Given records:
•••••

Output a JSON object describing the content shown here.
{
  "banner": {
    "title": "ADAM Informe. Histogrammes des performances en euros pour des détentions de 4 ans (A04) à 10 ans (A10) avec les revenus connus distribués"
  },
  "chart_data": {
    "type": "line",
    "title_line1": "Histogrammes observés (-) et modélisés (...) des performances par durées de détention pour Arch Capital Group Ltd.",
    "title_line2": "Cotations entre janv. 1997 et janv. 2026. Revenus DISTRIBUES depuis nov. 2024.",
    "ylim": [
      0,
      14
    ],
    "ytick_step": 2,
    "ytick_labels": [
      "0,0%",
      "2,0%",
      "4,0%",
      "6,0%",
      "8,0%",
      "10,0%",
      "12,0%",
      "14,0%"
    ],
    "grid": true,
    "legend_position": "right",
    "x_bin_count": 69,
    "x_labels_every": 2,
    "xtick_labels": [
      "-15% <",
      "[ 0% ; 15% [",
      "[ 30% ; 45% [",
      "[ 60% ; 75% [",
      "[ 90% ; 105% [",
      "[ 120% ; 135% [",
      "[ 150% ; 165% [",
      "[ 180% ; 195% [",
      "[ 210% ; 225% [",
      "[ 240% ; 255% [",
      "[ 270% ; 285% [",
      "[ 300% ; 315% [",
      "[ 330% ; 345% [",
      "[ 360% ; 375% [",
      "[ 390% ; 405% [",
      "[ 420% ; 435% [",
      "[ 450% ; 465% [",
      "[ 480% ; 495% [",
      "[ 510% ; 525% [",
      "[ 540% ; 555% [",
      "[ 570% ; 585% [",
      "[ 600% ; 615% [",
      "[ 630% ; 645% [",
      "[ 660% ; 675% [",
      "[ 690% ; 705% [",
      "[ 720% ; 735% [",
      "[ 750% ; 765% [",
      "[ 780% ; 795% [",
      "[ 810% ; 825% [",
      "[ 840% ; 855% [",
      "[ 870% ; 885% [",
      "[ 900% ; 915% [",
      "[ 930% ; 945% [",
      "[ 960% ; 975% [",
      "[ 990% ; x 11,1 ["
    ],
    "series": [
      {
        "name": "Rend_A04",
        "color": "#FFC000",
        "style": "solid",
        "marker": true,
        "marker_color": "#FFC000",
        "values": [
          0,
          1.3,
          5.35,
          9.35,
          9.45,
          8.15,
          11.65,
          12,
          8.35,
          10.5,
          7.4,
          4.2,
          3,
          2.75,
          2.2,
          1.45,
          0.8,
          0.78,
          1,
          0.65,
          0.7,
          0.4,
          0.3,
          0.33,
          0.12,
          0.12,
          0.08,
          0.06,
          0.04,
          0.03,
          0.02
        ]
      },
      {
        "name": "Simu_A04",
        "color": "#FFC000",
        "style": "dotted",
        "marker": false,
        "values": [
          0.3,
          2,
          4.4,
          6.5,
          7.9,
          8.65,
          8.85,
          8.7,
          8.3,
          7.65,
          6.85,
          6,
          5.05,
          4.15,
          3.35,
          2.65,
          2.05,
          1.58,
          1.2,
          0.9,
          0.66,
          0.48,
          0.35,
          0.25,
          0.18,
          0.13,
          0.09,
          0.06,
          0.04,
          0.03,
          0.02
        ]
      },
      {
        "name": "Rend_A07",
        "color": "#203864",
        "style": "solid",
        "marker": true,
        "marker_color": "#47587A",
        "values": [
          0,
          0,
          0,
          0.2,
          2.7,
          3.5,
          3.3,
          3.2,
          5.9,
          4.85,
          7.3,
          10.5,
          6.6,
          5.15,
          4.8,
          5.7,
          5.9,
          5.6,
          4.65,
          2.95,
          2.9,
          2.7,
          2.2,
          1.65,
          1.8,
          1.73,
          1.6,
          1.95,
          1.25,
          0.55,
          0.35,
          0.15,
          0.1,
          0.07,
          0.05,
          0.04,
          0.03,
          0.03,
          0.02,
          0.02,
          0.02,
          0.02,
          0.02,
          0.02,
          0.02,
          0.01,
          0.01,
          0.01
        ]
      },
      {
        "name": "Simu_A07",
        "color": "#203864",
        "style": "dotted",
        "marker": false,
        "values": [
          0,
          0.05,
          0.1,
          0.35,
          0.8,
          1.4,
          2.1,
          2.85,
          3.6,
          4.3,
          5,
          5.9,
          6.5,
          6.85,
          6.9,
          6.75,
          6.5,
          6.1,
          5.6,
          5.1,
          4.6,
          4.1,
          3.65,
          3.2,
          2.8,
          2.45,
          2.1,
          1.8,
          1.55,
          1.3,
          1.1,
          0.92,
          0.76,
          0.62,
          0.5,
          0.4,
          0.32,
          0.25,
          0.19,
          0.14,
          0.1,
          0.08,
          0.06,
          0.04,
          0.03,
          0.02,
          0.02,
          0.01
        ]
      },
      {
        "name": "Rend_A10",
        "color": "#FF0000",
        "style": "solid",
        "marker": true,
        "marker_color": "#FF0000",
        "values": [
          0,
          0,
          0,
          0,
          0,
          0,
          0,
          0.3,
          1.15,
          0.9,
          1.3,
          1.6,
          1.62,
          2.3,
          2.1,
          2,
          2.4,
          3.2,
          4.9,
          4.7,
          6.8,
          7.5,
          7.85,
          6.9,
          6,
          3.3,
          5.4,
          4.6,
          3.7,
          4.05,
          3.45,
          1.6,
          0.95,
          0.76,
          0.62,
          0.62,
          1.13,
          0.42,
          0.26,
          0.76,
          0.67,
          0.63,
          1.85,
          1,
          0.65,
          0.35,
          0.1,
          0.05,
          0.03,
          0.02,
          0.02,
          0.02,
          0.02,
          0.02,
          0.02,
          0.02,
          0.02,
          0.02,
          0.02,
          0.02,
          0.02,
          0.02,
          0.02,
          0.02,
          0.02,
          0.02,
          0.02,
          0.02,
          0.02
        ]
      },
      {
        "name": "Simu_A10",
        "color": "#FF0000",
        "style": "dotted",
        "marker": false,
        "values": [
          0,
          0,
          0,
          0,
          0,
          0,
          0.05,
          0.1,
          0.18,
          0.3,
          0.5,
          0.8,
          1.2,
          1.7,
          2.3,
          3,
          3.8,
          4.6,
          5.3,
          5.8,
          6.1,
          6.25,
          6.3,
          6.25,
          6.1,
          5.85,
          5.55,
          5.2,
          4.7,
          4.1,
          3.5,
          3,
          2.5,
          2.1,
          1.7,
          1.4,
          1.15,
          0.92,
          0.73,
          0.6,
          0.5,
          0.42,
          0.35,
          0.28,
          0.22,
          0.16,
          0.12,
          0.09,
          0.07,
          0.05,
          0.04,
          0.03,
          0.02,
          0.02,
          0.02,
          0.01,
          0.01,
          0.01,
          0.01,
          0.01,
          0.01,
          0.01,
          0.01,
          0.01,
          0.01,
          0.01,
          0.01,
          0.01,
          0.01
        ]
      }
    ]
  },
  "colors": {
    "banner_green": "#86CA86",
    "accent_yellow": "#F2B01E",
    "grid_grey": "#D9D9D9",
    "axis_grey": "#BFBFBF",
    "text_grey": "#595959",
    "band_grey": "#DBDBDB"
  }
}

•••••

Exercise:
Write the entire listing out again, word for word.

Solution for this task:
Output a JSON object describing the content shown here.
{
  "banner": {
    "title": "ADAM Informe. Histogrammes des performances en euros pour des détentions de 4 ans (A04) à 10 ans (A10) avec les revenus connus distribués"
  },
  "chart_data": {
    "type": "line",
    "title_line1": "Histogrammes observés (-) et modélisés (...) des performances par durées de détention pour Arch Capital Group Ltd.",
    "title_line2": "Cotations entre janv. 1997 et janv. 2026. Revenus DISTRIBUES depuis nov. 2024.",
    "ylim": [
      0,
      14
    ],
    "ytick_step": 2,
    "ytick_labels": [
      "0,0%",
      "2,0%",
      "4,0%",
      "6,0%",
      "8,0%",
      "10,0%",
      "12,0%",
      "14,0%"
    ],
    "grid": true,
    "legend_position": "right",
    "x_bin_count": 69,
    "x_labels_every": 2,
    "xtick_labels": [
      "-15% <",
      "[ 0% ; 15% [",
      "[ 30% ; 45% [",
      "[ 60% ; 75% [",
      "[ 90% ; 105% [",
      "[ 120% ; 135% [",
      "[ 150% ; 165% [",
      "[ 180% ; 195% [",
      "[ 210% ; 225% [",
      "[ 240% ; 255% [",
      "[ 270% ; 285% [",
      "[ 300% ; 315% [",
      "[ 330% ; 345% [",
      "[ 360% ; 375% [",
      "[ 390% ; 405% [",
      "[ 420% ; 435% [",
      "[ 450% ; 465% [",
      "[ 480% ; 495% [",
      "[ 510% ; 525% [",
      "[ 540% ; 555% [",
      "[ 570% ; 585% [",
      "[ 600% ; 615% [",
      "[ 630% ; 645% [",
      "[ 660% ; 675% [",
      "[ 690% ; 705% [",
      "[ 720% ; 735% [",
      "[ 750% ; 765% [",
      "[ 780% ; 795% [",
      "[ 810% ; 825% [",
      "[ 840% ; 855% [",
      "[ 870% ; 885% [",
      "[ 900% ; 915% [",
      "[ 930% ; 945% [",
      "[ 960% ; 975% [",
      "[ 990% ; x 11,1 ["
    ],
    "series": [
      {
        "name": "Rend_A04",
        "color": "#FFC000",
        "style": "solid",
        "marker": true,
        "marker_color": "#FFC000",
        "values": [
          0,
          1.3,
          5.35,
          9.35,
          9.45,
          8.15,
          11.65,
          12,
          8.35,
          10.5,
          7.4,
          4.2,
          3,
          2.75,
          2.2,
          1.45,
          0.8,
          0.78,
          1,
          0.65,
          0.7,
          0.4,
          0.3,
          0.33,
          0.12,
          0.12,
          0.08,
          0.06,
          0.04,
          0.03,
          0.02
        ]
      },
      {
        "name": "Simu_A04",
        "color": "#FFC000",
        "style": "dotted",
        "marker": false,
        "values": [
          0.3,
          2,
          4.4,
          6.5,
          7.9,
          8.65,
          8.85,
          8.7,
          8.3,
          7.65,
          6.85,
          6,
          5.05,
          4.15,
          3.35,
          2.65,
          2.05,
          1.58,
          1.2,
          0.9,
          0.66,
          0.48,
          0.35,
          0.25,
          0.18,
          0.13,
          0.09,
          0.06,
          0.04,
          0.03,
          0.02
        ]
      },
      {
        "name": "Rend_A07",
        "color": "#203864",
        "style": "solid",
        "marker": true,
        "marker_color": "#47587A",
        "values": [
          0,
          0,
          0,
          0.2,
          2.7,
          3.5,
          3.3,
          3.2,
          5.9,
          4.85,
          7.3,
          10.5,
          6.6,
          5.15,
          4.8,
          5.7,
          5.9,
          5.6,
          4.65,
          2.95,
          2.9,
          2.7,
          2.2,
          1.65,
          1.8,
          1.73,
          1.6,
          1.95,
          1.25,
          0.55,
          0.35,
          0.15,
          0.1,
          0.07,
          0.05,
          0.04,
          0.03,
          0.03,
          0.02,
          0.02,
          0.02,
          0.02,
          0.02,
          0.02,
          0.02,
          0.01,
          0.01,
          0.01
        ]
      },
      {
        "name": "Simu_A07",
        "color": "#203864",
        "style": "dotted",
        "marker": false,
        "values": [
          0,
          0.05,
          0.1,
          0.35,
          0.8,
          1.4,
          2.1,
          2.85,
          3.6,
          4.3,
          5,
          5.9,
          6.5,
          6.85,
          6.9,
          6.75,
          6.5,
          6.1,
          5.6,
          5.1,
          4.6,
          4.1,
          3.65,
          3.2,
          2.8,
          2.45,
          2.1,
          1.8,
          1.55,
          1.3,
          1.1,
          0.92,
          0.76,
          0.62,
          0.5,
          0.4,
          0.32,
          0.25,
          0.19,
          0.14,
          0.1,
          0.08,
          0.06,
          0.04,
          0.03,
          0.02,
          0.02,
          0.01
        ]
      },
      {
        "name": "Rend_A10",
        "color": "#FF0000",
        "style": "solid",
        "marker": true,
        "marker_color": "#FF0000",
        "values": [
          0,
          0,
          0,
          0,
          0,
          0,
          0,
          0.3,
          1.15,
          0.9,
          1.3,
          1.6,
          1.62,
          2.3,
          2.1,
          2,
          2.4,
          3.2,
          4.9,
          4.7,
          6.8,
          7.5,
          7.85,
          6.9,
          6,
          3.3,
          5.4,
          4.6,
          3.7,
          4.05,
          3.45,
          1.6,
          0.95,
          0.76,
          0.62,
          0.62,
          1.13,
          0.42,
          0.26,
          0.76,
          0.67,
          0.63,
          1.85,
          1,
          0.65,
          0.35,
          0.1,
          0.05,
          0.03,
          0.02,
          0.02,
          0.02,
          0.02,
          0.02,
          0.02,
          0.02,
          0.02,
          0.02,
          0.02,
          0.02,
          0.02,
          0.02,
          0.02,
          0.02,
          0.02,
          0.02,
          0.02,
          0.02,
          0.02
        ]
      },
      {
        "name": "Simu_A10",
        "color": "#FF0000",
        "style": "dotted",
        "marker": false,
        "values": [
          0,
          0,
          0,
          0,
          0,
          0,
          0.05,
          0.1,
          0.18,
          0.3,
          0.5,
          0.8,
          1.2,
          1.7,
          2.3,
          3,
          3.8,
          4.6,
          5.3,
          5.8,
          6.1,
          6.25,
          6.3,
          6.25,
          6.1,
          5.85,
          5.55,
          5.2,
          4.7,
          4.1,
          3.5,
          3,
          2.5,
          2.1,
          1.7,
          1.4,
          1.15,
          0.92,
          0.73,
          0.6,
          0.5,
          0.42,
          0.35,
          0.28,
          0.22,
          0.16,
          0.12,
          0.09,
          0.07,
          0.05,
          0.04,
          0.03,
          0.02,
          0.02,
          0.02,
          0.01,
          0.01,
          0.01,
          0.01,
          0.01,
          0.01,
          0.01,
          0.01,
          0.01,
          0.01,
          0.01,
          0.01,
          0.01,
          0.01
        ]
      }
    ]
  },
  "colors": {
    "banner_green": "#86CA86",
    "accent_yellow": "#F2B01E",
    "grid_grey": "#D9D9D9",
    "axis_grey": "#BFBFBF",
    "text_grey": "#595959",
    "band_grey": "#DBDBDB"
  }
}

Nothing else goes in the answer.